▸ **Task directions**
Retype the records below exactly as they appear, but leave out any pictures.

* * *

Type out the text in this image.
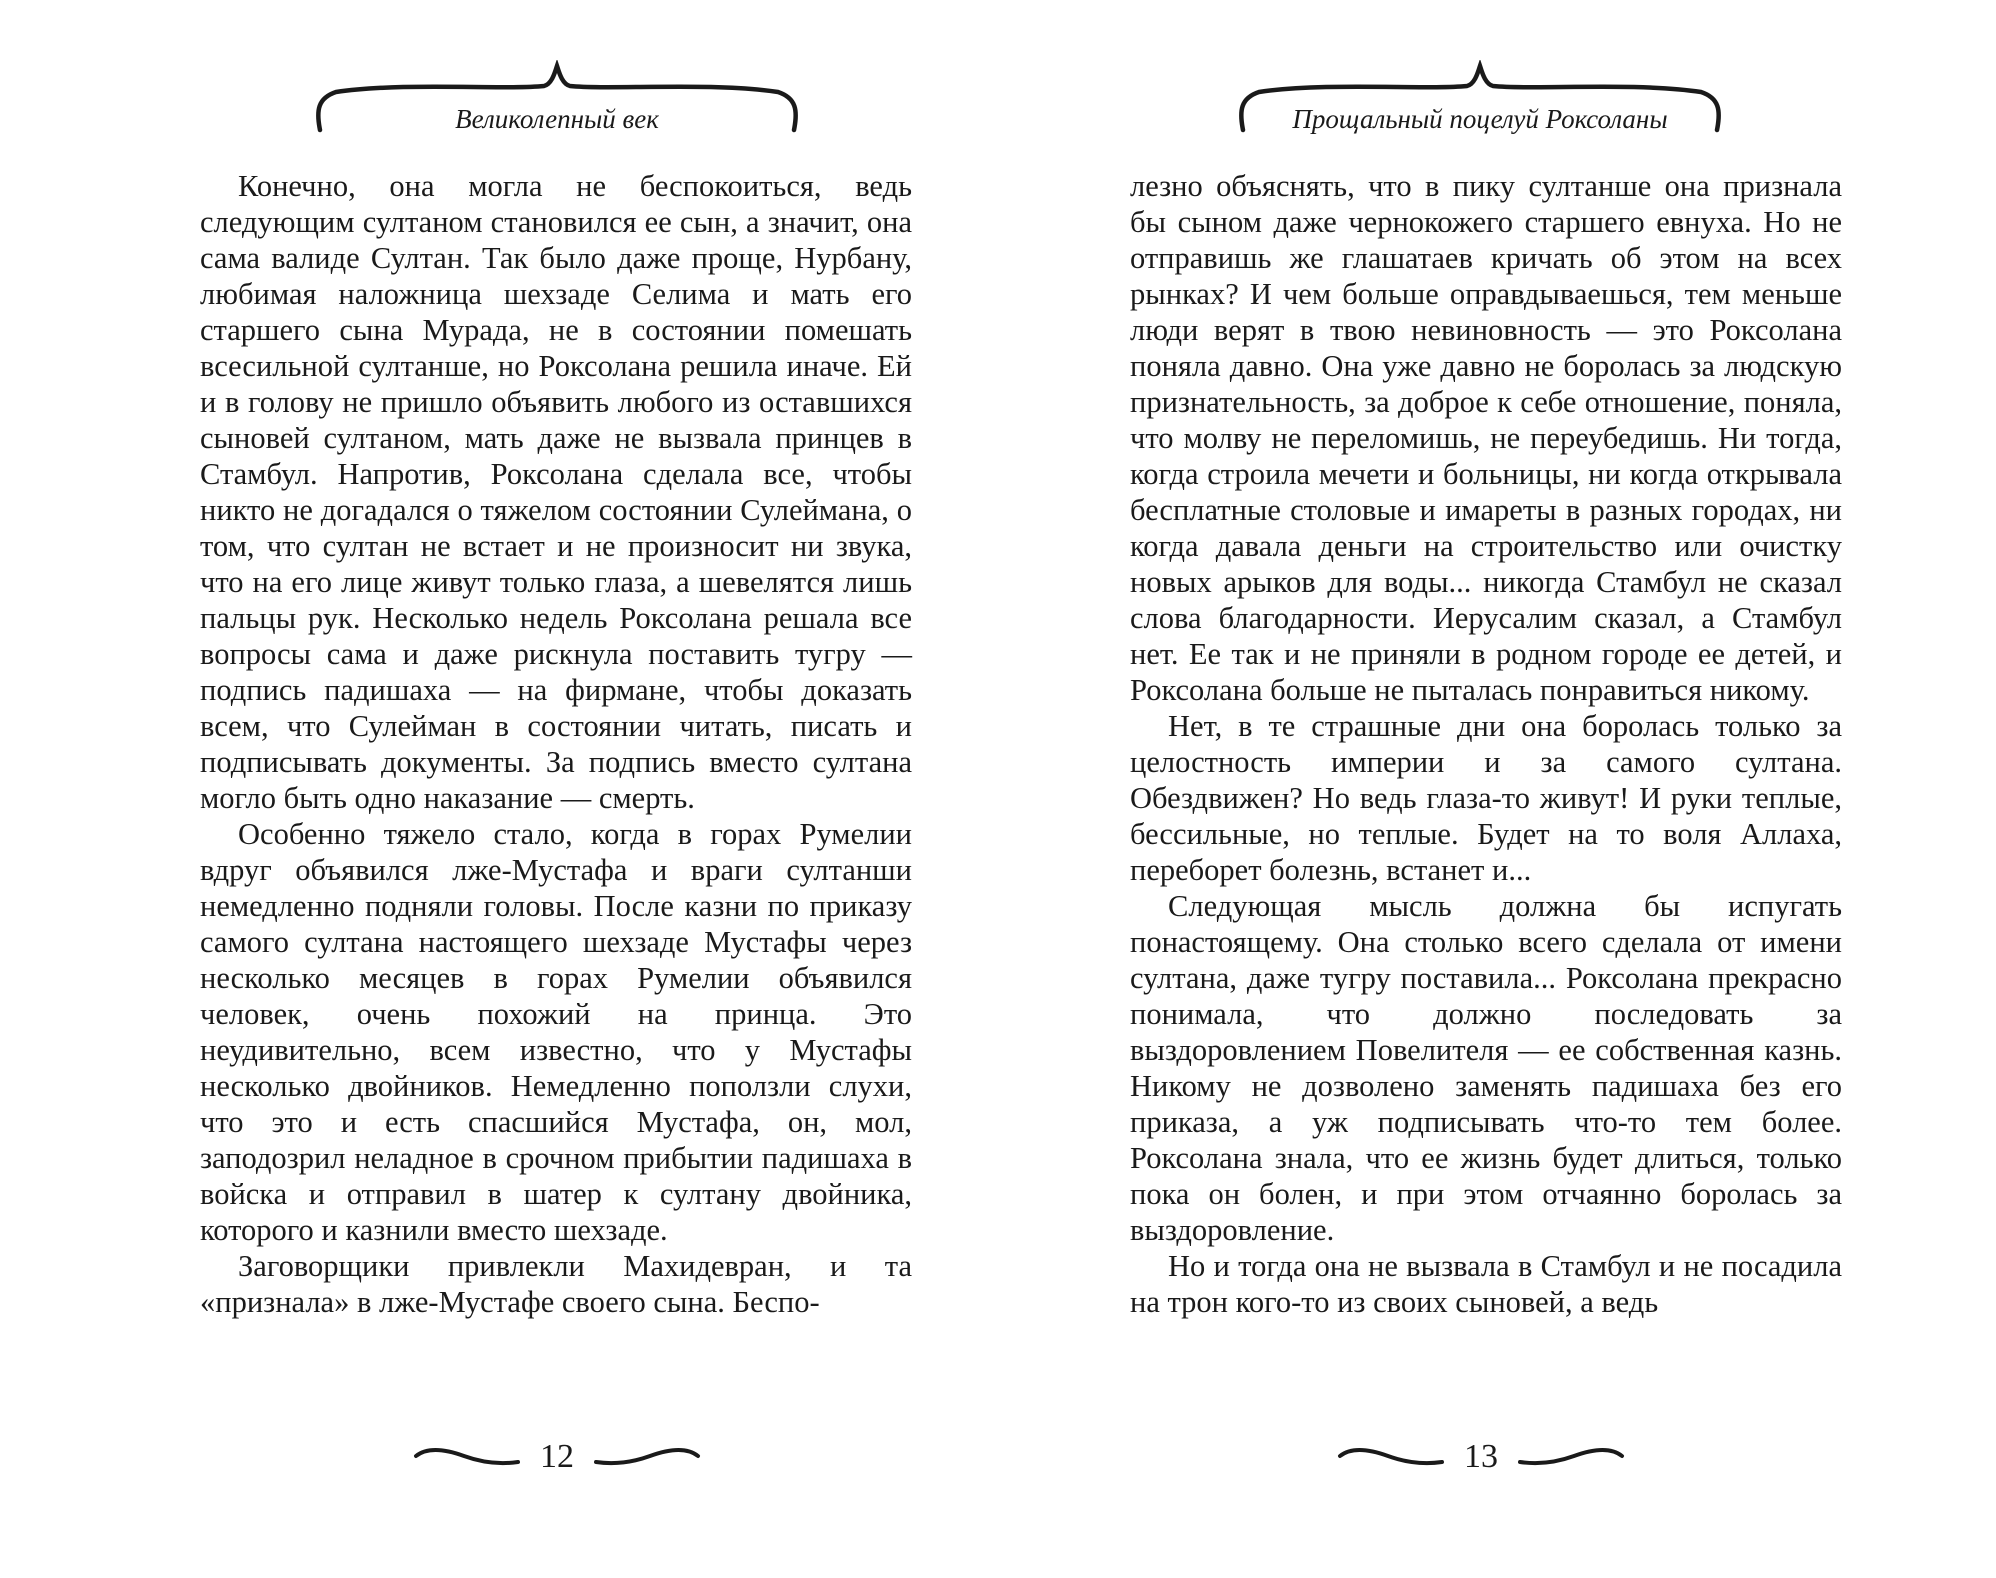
Великолепный век

Конечно, она могла не беспокоиться, ведь следующим султаном становился ее сын, а значит, она сама валиде Султан. Так было даже проще, Нурбану, любимая наложница шехзаде Селима и мать его старшего сына Мурада, не в состоянии помешать всесильной султанше, но Роксолана решила иначе. Ей и в голову не пришло объявить любого из оставшихся сыновей султаном, мать даже не вызвала принцев в Стамбул. Напротив, Роксолана сделала все, чтобы никто не догадался о тяжелом состоянии Сулеймана, о том, что султан не встает и не произносит ни звука, что на его лице живут только глаза, а шевелятся лишь пальцы рук. Несколько недель Роксолана решала все вопросы сама и даже рискнула поставить тугру — подпись падишаха — на фирмане, чтобы доказать всем, что Сулейман в состоянии читать, писать и подписывать документы. За подпись вместо султана могло быть одно наказание — смерть.

Особенно тяжело стало, когда в горах Румелии вдруг объявился лже-Мустафа и враги султанши немедленно подняли головы. После казни по приказу самого султана настоящего шехзаде Мустафы через несколько месяцев в горах Румелии объявился человек, очень похожий на принца. Это неудивительно, всем известно, что у Мустафы несколько двойников. Немедленно поползли слухи, что это и есть спасшийся Мустафа, он, мол, заподозрил неладное в срочном прибытии падишаха в войска и отправил в шатер к султану двойника, которого и казнили вместо шехзаде.

Заговорщики привлекли Махидевран, и та «признала» в лже-Мустафе своего сына. Беспо-

12
Прощальный поцелуй Роксоланы

лезно объяснять, что в пику султанше она признала бы сыном даже чернокожего старшего евнуха. Но не отправишь же глашатаев кричать об этом на всех рынках? И чем больше оправдываешься, тем меньше люди верят в твою невиновность — это Роксолана поняла давно. Она уже давно не боролась за людскую признательность, за доброе к себе отношение, поняла, что молву не переломишь, не переубедишь. Ни тогда, когда строила мечети и больницы, ни когда открывала бесплатные столовые и имареты в разных городах, ни когда давала деньги на строительство или очистку новых арыков для воды... никогда Стамбул не сказал слова благодарности. Иерусалим сказал, а Стамбул нет. Ее так и не приняли в родном городе ее детей, и Роксолана больше не пыталась понравиться никому.

Нет, в те страшные дни она боролась только за целостность империи и за самого султана. Обездвижен? Но ведь глаза-то живут! И руки теплые, бессильные, но теплые. Будет на то воля Аллаха, переборет болезнь, встанет и...

Следующая мысль должна бы испугать понастоящему. Она столько всего сделала от имени султана, даже тугру поставила... Роксолана прекрасно понимала, что должно последовать за выздоровлением Повелителя — ее собственная казнь. Никому не дозволено заменять падишаха без его приказа, а уж подписывать что-то тем более. Роксолана знала, что ее жизнь будет длиться, только пока он болен, и при этом отчаянно боролась за выздоровление.

Но и тогда она не вызвала в Стамбул и не посадила на трон кого-то из своих сыновей, а ведь

13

* * *

▸ **Solution for this task**
Type out the text in this image.
Великолепный век

Конечно, она могла не беспокоиться, ведь следующим султаном становился ее сын, а значит, она сама валиде Султан. Так было даже проще, Нурбану, любимая наложница шехзаде Селима и мать его старшего сына Мурада, не в состоянии помешать всесильной султанше, но Роксолана решила иначе. Ей и в голову не пришло объявить любого из оставшихся сыновей султаном, мать даже не вызвала принцев в Стамбул. Напротив, Роксолана сделала все, чтобы никто не догадался о тяжелом состоянии Сулеймана, о том, что султан не встает и не произносит ни звука, что на его лице живут только глаза, а шевелятся лишь пальцы рук. Несколько недель Роксолана решала все вопросы сама и даже рискнула поставить тугру — подпись падишаха — на фирмане, чтобы доказать всем, что Сулейман в состоянии читать, писать и подписывать документы. За подпись вместо султана могло быть одно наказание — смерть.

Особенно тяжело стало, когда в горах Румелии вдруг объявился лже-Мустафа и враги султанши немедленно подняли головы. После казни по приказу самого султана настоящего шехзаде Мустафы через несколько месяцев в горах Румелии объявился человек, очень похожий на принца. Это неудивительно, всем известно, что у Мустафы несколько двойников. Немедленно поползли слухи, что это и есть спасшийся Мустафа, он, мол, заподозрил неладное в срочном прибытии падишаха в войска и отправил в шатер к султану двойника, которого и казнили вместо шехзаде.

Заговорщики привлекли Махидевран, и та «признала» в лже-Мустафе своего сына. Беспо-

12
Прощальный поцелуй Роксоланы

лезно объяснять, что в пику султанше она признала бы сыном даже чернокожего старшего евнуха. Но не отправишь же глашатаев кричать об этом на всех рынках? И чем больше оправдываешься, тем меньше люди верят в твою невиновность — это Роксолана поняла давно. Она уже давно не боролась за людскую признательность, за доброе к себе отношение, поняла, что молву не переломишь, не переубедишь. Ни тогда, когда строила мечети и больницы, ни когда открывала бесплатные столовые и имареты в разных городах, ни когда давала деньги на строительство или очистку новых арыков для воды... никогда Стамбул не сказал слова благодарности. Иерусалим сказал, а Стамбул нет. Ее так и не приняли в родном городе ее детей, и Роксолана больше не пыталась понравиться никому.

Нет, в те страшные дни она боролась только за целостность империи и за самого султана. Обездвижен? Но ведь глаза-то живут! И руки теплые, бессильные, но теплые. Будет на то воля Аллаха, переборет болезнь, встанет и...

Следующая мысль должна бы испугать понастоящему. Она столько всего сделала от имени султана, даже тугру поставила... Роксолана прекрасно понимала, что должно последовать за выздоровлением Повелителя — ее собственная казнь. Никому не дозволено заменять падишаха без его приказа, а уж подписывать что-то тем более. Роксолана знала, что ее жизнь будет длиться, только пока он болен, и при этом отчаянно боролась за выздоровление.

Но и тогда она не вызвала в Стамбул и не посадила на трон кого-то из своих сыновей, а ведь

13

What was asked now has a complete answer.